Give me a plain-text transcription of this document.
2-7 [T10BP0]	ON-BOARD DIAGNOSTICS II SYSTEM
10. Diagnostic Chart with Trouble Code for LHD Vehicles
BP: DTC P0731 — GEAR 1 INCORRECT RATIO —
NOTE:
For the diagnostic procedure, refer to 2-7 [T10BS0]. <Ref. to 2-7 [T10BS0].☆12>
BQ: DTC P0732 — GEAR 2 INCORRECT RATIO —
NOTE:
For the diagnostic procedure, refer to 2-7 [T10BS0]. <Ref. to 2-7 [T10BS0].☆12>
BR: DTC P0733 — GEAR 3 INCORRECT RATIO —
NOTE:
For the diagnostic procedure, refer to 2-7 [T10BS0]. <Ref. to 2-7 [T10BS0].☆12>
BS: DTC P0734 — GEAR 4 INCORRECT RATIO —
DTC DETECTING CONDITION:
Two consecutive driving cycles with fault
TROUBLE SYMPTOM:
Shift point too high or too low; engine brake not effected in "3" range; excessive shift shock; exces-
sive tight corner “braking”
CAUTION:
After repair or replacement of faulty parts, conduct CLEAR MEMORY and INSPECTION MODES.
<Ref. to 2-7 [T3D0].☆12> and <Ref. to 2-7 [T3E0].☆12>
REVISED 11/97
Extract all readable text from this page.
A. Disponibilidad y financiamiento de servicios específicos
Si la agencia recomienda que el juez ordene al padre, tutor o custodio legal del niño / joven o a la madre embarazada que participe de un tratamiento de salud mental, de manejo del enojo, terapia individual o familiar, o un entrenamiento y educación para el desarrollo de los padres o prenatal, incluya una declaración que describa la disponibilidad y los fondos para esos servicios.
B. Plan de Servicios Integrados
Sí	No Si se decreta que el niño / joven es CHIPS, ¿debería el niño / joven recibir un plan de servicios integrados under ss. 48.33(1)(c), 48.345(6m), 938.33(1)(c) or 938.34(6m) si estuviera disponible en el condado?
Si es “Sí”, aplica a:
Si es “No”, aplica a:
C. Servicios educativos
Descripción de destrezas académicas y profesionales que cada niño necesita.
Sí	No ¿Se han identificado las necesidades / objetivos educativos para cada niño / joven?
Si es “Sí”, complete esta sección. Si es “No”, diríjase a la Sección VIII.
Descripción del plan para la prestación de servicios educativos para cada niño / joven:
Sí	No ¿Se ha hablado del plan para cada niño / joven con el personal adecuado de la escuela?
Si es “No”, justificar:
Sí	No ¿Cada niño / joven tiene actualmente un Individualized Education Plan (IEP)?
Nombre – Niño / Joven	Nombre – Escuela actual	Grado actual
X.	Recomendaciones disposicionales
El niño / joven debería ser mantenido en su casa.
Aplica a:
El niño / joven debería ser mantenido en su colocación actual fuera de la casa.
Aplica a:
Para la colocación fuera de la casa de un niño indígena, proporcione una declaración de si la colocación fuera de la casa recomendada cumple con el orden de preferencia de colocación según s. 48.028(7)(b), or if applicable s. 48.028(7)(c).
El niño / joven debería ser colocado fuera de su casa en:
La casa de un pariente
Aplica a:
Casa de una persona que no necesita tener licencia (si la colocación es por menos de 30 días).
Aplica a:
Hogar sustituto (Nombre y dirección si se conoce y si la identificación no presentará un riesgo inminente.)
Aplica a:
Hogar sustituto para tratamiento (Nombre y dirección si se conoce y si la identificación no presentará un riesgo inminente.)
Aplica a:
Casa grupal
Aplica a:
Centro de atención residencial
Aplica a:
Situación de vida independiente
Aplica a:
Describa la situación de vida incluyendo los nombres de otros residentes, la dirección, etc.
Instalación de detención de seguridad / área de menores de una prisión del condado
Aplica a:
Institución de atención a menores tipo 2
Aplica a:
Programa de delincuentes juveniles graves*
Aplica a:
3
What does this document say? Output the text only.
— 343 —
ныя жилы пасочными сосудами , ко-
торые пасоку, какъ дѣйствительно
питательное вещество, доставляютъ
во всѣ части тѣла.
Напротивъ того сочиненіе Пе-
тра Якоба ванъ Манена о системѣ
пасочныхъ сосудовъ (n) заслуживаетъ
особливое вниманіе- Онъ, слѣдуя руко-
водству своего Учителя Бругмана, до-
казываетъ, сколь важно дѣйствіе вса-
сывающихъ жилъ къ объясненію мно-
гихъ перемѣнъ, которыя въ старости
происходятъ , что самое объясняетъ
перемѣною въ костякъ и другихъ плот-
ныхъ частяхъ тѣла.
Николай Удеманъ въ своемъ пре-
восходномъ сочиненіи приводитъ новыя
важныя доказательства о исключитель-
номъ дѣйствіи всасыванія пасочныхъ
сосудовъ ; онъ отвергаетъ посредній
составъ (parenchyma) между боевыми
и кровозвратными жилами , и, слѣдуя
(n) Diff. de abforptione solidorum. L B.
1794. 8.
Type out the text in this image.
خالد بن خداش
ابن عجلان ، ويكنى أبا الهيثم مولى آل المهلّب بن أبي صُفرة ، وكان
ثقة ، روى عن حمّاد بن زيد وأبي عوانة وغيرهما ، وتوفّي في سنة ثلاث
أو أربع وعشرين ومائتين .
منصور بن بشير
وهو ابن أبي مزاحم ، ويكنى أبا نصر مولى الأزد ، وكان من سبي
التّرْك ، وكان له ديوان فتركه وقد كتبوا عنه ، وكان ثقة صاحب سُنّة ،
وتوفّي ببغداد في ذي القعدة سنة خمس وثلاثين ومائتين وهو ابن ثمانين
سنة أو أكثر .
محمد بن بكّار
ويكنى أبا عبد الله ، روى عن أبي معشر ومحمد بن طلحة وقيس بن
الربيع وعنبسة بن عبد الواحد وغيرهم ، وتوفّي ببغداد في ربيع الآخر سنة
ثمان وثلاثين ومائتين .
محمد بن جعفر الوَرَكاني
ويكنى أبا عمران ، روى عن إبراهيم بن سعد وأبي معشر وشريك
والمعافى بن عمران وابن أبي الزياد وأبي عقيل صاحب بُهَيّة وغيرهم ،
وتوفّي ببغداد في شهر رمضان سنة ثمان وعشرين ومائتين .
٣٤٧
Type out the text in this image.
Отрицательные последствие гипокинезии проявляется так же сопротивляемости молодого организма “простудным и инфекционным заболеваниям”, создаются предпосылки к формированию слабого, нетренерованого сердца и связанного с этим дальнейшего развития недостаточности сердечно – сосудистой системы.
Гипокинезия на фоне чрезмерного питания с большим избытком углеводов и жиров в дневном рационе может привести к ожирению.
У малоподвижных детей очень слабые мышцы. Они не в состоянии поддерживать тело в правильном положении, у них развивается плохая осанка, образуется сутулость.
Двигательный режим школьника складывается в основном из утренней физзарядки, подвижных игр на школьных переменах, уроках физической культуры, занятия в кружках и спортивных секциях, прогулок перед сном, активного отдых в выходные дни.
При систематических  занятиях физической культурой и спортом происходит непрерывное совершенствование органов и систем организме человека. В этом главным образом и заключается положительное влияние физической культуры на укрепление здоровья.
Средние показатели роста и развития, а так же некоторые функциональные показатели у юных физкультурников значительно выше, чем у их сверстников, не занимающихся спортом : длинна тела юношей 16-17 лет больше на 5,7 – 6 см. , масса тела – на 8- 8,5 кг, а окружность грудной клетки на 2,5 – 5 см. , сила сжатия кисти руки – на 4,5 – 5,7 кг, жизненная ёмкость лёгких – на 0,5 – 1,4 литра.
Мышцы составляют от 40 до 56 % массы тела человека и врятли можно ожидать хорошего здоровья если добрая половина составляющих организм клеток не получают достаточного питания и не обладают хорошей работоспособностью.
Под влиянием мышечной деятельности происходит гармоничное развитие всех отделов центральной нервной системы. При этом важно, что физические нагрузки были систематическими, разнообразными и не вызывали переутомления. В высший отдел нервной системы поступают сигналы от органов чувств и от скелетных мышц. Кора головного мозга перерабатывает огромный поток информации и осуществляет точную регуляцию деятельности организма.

☆ ☆ ☆ ☆

PROBLEM TO WORK ON.
From the material above, copy each line that includes the word "этом".

FINISHED TASK.
При систематических  занятиях физической культурой и спортом происходит непрерывное совершенствование органов и систем организме человека. В этом главным образом и заключается положительное влияние физической культуры на укрепление здоровья.
Под влиянием мышечной деятельности происходит гармоничное развитие всех отделов центральной нервной системы. При этом важно, что физические нагрузки были систематическими, разнообразными и не вызывали переутомления. В высший отдел нервной системы поступают сигналы от органов чувств и от скелетных мышц. Кора головного мозга перерабатывает огромный поток информации и осуществляет точную регуляцию деятельности организма.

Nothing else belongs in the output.